**Problem statement**:
Each record below must be returned exactly as shown.

-- Begin Information given --

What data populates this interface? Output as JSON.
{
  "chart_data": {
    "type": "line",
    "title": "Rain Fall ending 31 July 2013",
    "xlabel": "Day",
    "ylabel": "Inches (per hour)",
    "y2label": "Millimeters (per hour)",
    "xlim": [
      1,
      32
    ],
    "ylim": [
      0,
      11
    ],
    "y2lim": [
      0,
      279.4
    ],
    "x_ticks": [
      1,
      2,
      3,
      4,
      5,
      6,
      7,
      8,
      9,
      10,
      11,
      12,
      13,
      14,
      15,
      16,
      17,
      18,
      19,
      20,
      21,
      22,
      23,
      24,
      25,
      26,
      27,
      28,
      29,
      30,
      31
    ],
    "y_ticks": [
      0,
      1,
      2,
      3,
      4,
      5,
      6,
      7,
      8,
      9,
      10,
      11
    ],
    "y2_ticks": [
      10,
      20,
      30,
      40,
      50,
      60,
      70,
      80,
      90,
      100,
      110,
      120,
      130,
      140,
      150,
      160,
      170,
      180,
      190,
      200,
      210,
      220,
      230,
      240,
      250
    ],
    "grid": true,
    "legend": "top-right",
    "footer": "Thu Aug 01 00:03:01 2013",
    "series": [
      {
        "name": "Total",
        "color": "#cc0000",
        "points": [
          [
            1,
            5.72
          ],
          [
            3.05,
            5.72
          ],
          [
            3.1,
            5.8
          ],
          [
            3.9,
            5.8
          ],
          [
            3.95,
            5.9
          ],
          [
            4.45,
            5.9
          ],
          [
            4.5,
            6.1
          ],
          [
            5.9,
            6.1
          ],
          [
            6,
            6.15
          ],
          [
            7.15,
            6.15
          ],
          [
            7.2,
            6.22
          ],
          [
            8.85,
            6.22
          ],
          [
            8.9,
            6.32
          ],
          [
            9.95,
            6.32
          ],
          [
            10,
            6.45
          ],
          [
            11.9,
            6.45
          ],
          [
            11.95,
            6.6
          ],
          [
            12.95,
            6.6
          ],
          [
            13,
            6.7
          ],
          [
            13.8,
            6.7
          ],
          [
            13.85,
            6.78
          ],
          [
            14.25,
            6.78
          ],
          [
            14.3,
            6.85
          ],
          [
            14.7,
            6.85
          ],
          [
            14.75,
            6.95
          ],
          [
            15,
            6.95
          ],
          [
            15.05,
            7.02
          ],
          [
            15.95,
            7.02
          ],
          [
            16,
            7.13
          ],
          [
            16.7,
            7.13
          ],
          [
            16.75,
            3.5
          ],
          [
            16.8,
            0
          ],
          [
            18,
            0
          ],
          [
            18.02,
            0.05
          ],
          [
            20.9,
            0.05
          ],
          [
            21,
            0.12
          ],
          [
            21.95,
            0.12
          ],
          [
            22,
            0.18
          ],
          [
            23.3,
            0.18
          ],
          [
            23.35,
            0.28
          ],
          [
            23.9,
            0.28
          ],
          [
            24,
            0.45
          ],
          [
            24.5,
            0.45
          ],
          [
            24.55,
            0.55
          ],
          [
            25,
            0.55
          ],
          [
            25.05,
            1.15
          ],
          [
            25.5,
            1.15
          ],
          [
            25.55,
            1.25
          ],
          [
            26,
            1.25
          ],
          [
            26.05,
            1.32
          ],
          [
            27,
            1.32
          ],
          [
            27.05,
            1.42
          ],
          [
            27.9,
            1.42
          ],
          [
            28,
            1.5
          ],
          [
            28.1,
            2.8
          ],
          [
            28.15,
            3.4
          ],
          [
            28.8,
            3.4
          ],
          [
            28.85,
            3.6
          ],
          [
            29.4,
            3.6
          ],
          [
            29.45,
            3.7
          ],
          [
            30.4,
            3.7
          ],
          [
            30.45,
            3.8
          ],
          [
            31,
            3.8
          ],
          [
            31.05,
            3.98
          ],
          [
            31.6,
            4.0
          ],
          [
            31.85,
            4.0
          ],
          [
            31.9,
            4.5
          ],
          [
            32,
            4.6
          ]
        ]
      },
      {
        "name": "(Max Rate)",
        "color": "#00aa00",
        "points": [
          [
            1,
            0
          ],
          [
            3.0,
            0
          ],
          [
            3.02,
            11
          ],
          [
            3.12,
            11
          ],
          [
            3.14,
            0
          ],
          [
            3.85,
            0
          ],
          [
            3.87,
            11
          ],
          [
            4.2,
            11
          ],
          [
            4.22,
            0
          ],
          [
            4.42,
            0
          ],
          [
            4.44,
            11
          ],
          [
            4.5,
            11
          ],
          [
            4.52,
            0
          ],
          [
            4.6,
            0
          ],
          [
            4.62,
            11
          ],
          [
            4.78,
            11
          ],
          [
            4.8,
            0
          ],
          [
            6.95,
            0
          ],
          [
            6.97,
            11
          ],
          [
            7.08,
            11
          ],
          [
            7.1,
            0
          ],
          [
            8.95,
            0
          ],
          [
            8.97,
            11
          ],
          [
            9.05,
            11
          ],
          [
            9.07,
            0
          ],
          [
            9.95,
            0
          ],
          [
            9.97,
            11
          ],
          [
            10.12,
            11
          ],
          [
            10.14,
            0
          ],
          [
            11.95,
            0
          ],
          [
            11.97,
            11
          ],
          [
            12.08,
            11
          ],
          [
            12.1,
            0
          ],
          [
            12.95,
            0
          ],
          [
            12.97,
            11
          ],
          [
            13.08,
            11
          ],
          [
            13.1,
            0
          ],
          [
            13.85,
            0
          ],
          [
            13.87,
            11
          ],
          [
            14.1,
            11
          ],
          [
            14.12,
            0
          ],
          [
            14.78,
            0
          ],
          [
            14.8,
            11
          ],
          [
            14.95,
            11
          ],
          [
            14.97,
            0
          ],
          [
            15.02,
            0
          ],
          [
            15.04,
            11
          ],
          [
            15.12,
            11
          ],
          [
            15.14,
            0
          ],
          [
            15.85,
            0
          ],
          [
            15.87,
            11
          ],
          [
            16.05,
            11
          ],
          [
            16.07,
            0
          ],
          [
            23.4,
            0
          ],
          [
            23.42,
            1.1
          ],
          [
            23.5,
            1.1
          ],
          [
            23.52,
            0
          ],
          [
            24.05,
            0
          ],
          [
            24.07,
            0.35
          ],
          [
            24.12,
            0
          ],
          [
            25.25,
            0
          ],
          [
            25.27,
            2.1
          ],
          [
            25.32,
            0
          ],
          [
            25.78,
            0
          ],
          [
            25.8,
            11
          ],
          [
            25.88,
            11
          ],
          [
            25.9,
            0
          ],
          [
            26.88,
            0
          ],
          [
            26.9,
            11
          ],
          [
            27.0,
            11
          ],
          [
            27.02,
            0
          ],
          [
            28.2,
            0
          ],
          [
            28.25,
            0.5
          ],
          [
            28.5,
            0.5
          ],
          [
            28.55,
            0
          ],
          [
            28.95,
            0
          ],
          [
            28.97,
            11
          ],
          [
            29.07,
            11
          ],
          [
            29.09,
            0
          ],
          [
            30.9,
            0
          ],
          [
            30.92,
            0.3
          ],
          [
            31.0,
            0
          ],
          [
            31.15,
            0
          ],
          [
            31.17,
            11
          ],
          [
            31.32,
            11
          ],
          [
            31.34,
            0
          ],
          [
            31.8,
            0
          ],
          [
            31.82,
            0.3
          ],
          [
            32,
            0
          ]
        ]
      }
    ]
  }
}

-- End Information given --

**Right answer**:
What data populates this interface? Output as JSON.
{
  "chart_data": {
    "type": "line",
    "title": "Rain Fall ending 31 July 2013",
    "xlabel": "Day",
    "ylabel": "Inches (per hour)",
    "y2label": "Millimeters (per hour)",
    "xlim": [
      1,
      32
    ],
    "ylim": [
      0,
      11
    ],
    "y2lim": [
      0,
      279.4
    ],
    "x_ticks": [
      1,
      2,
      3,
      4,
      5,
      6,
      7,
      8,
      9,
      10,
      11,
      12,
      13,
      14,
      15,
      16,
      17,
      18,
      19,
      20,
      21,
      22,
      23,
      24,
      25,
      26,
      27,
      28,
      29,
      30,
      31
    ],
    "y_ticks": [
      0,
      1,
      2,
      3,
      4,
      5,
      6,
      7,
      8,
      9,
      10,
      11
    ],
    "y2_ticks": [
      10,
      20,
      30,
      40,
      50,
      60,
      70,
      80,
      90,
      100,
      110,
      120,
      130,
      140,
      150,
      160,
      170,
      180,
      190,
      200,
      210,
      220,
      230,
      240,
      250
    ],
    "grid": true,
    "legend": "top-right",
    "footer": "Thu Aug 01 00:03:01 2013",
    "series": [
      {
        "name": "Total",
        "color": "#cc0000",
        "points": [
          [
            1,
            5.72
          ],
          [
            3.05,
            5.72
          ],
          [
            3.1,
            5.8
          ],
          [
            3.9,
            5.8
          ],
          [
            3.95,
            5.9
          ],
          [
            4.45,
            5.9
          ],
          [
            4.5,
            6.1
          ],
          [
            5.9,
            6.1
          ],
          [
            6,
            6.15
          ],
          [
            7.15,
            6.15
          ],
          [
            7.2,
            6.22
          ],
          [
            8.85,
            6.22
          ],
          [
            8.9,
            6.32
          ],
          [
            9.95,
            6.32
          ],
          [
            10,
            6.45
          ],
          [
            11.9,
            6.45
          ],
          [
            11.95,
            6.6
          ],
          [
            12.95,
            6.6
          ],
          [
            13,
            6.7
          ],
          [
            13.8,
            6.7
          ],
          [
            13.85,
            6.78
          ],
          [
            14.25,
            6.78
          ],
          [
            14.3,
            6.85
          ],
          [
            14.7,
            6.85
          ],
          [
            14.75,
            6.95
          ],
          [
            15,
            6.95
          ],
          [
            15.05,
            7.02
          ],
          [
            15.95,
            7.02
          ],
          [
            16,
            7.13
          ],
          [
            16.7,
            7.13
          ],
          [
            16.75,
            3.5
          ],
          [
            16.8,
            0
          ],
          [
            18,
            0
          ],
          [
            18.02,
            0.05
          ],
          [
            20.9,
            0.05
          ],
          [
            21,
            0.12
          ],
          [
            21.95,
            0.12
          ],
          [
            22,
            0.18
          ],
          [
            23.3,
            0.18
          ],
          [
            23.35,
            0.28
          ],
          [
            23.9,
            0.28
          ],
          [
            24,
            0.45
          ],
          [
            24.5,
            0.45
          ],
          [
            24.55,
            0.55
          ],
          [
            25,
            0.55
          ],
          [
            25.05,
            1.15
          ],
          [
            25.5,
            1.15
          ],
          [
            25.55,
            1.25
          ],
          [
            26,
            1.25
          ],
          [
            26.05,
            1.32
          ],
          [
            27,
            1.32
          ],
          [
            27.05,
            1.42
          ],
          [
            27.9,
            1.42
          ],
          [
            28,
            1.5
          ],
          [
            28.1,
            2.8
          ],
          [
            28.15,
            3.4
          ],
          [
            28.8,
            3.4
          ],
          [
            28.85,
            3.6
          ],
          [
            29.4,
            3.6
          ],
          [
            29.45,
            3.7
          ],
          [
            30.4,
            3.7
          ],
          [
            30.45,
            3.8
          ],
          [
            31,
            3.8
          ],
          [
            31.05,
            3.98
          ],
          [
            31.6,
            4.0
          ],
          [
            31.85,
            4.0
          ],
          [
            31.9,
            4.5
          ],
          [
            32,
            4.6
          ]
        ]
      },
      {
        "name": "(Max Rate)",
        "color": "#00aa00",
        "points": [
          [
            1,
            0
          ],
          [
            3.0,
            0
          ],
          [
            3.02,
            11
          ],
          [
            3.12,
            11
          ],
          [
            3.14,
            0
          ],
          [
            3.85,
            0
          ],
          [
            3.87,
            11
          ],
          [
            4.2,
            11
          ],
          [
            4.22,
            0
          ],
          [
            4.42,
            0
          ],
          [
            4.44,
            11
          ],
          [
            4.5,
            11
          ],
          [
            4.52,
            0
          ],
          [
            4.6,
            0
          ],
          [
            4.62,
            11
          ],
          [
            4.78,
            11
          ],
          [
            4.8,
            0
          ],
          [
            6.95,
            0
          ],
          [
            6.97,
            11
          ],
          [
            7.08,
            11
          ],
          [
            7.1,
            0
          ],
          [
            8.95,
            0
          ],
          [
            8.97,
            11
          ],
          [
            9.05,
            11
          ],
          [
            9.07,
            0
          ],
          [
            9.95,
            0
          ],
          [
            9.97,
            11
          ],
          [
            10.12,
            11
          ],
          [
            10.14,
            0
          ],
          [
            11.95,
            0
          ],
          [
            11.97,
            11
          ],
          [
            12.08,
            11
          ],
          [
            12.1,
            0
          ],
          [
            12.95,
            0
          ],
          [
            12.97,
            11
          ],
          [
            13.08,
            11
          ],
          [
            13.1,
            0
          ],
          [
            13.85,
            0
          ],
          [
            13.87,
            11
          ],
          [
            14.1,
            11
          ],
          [
            14.12,
            0
          ],
          [
            14.78,
            0
          ],
          [
            14.8,
            11
          ],
          [
            14.95,
            11
          ],
          [
            14.97,
            0
          ],
          [
            15.02,
            0
          ],
          [
            15.04,
            11
          ],
          [
            15.12,
            11
          ],
          [
            15.14,
            0
          ],
          [
            15.85,
            0
          ],
          [
            15.87,
            11
          ],
          [
            16.05,
            11
          ],
          [
            16.07,
            0
          ],
          [
            23.4,
            0
          ],
          [
            23.42,
            1.1
          ],
          [
            23.5,
            1.1
          ],
          [
            23.52,
            0
          ],
          [
            24.05,
            0
          ],
          [
            24.07,
            0.35
          ],
          [
            24.12,
            0
          ],
          [
            25.25,
            0
          ],
          [
            25.27,
            2.1
          ],
          [
            25.32,
            0
          ],
          [
            25.78,
            0
          ],
          [
            25.8,
            11
          ],
          [
            25.88,
            11
          ],
          [
            25.9,
            0
          ],
          [
            26.88,
            0
          ],
          [
            26.9,
            11
          ],
          [
            27.0,
            11
          ],
          [
            27.02,
            0
          ],
          [
            28.2,
            0
          ],
          [
            28.25,
            0.5
          ],
          [
            28.5,
            0.5
          ],
          [
            28.55,
            0
          ],
          [
            28.95,
            0
          ],
          [
            28.97,
            11
          ],
          [
            29.07,
            11
          ],
          [
            29.09,
            0
          ],
          [
            30.9,
            0
          ],
          [
            30.92,
            0.3
          ],
          [
            31.0,
            0
          ],
          [
            31.15,
            0
          ],
          [
            31.17,
            11
          ],
          [
            31.32,
            11
          ],
          [
            31.34,
            0
          ],
          [
            31.8,
            0
          ],
          [
            31.82,
            0.3
          ],
          [
            32,
            0
          ]
        ]
      }
    ]
  }
}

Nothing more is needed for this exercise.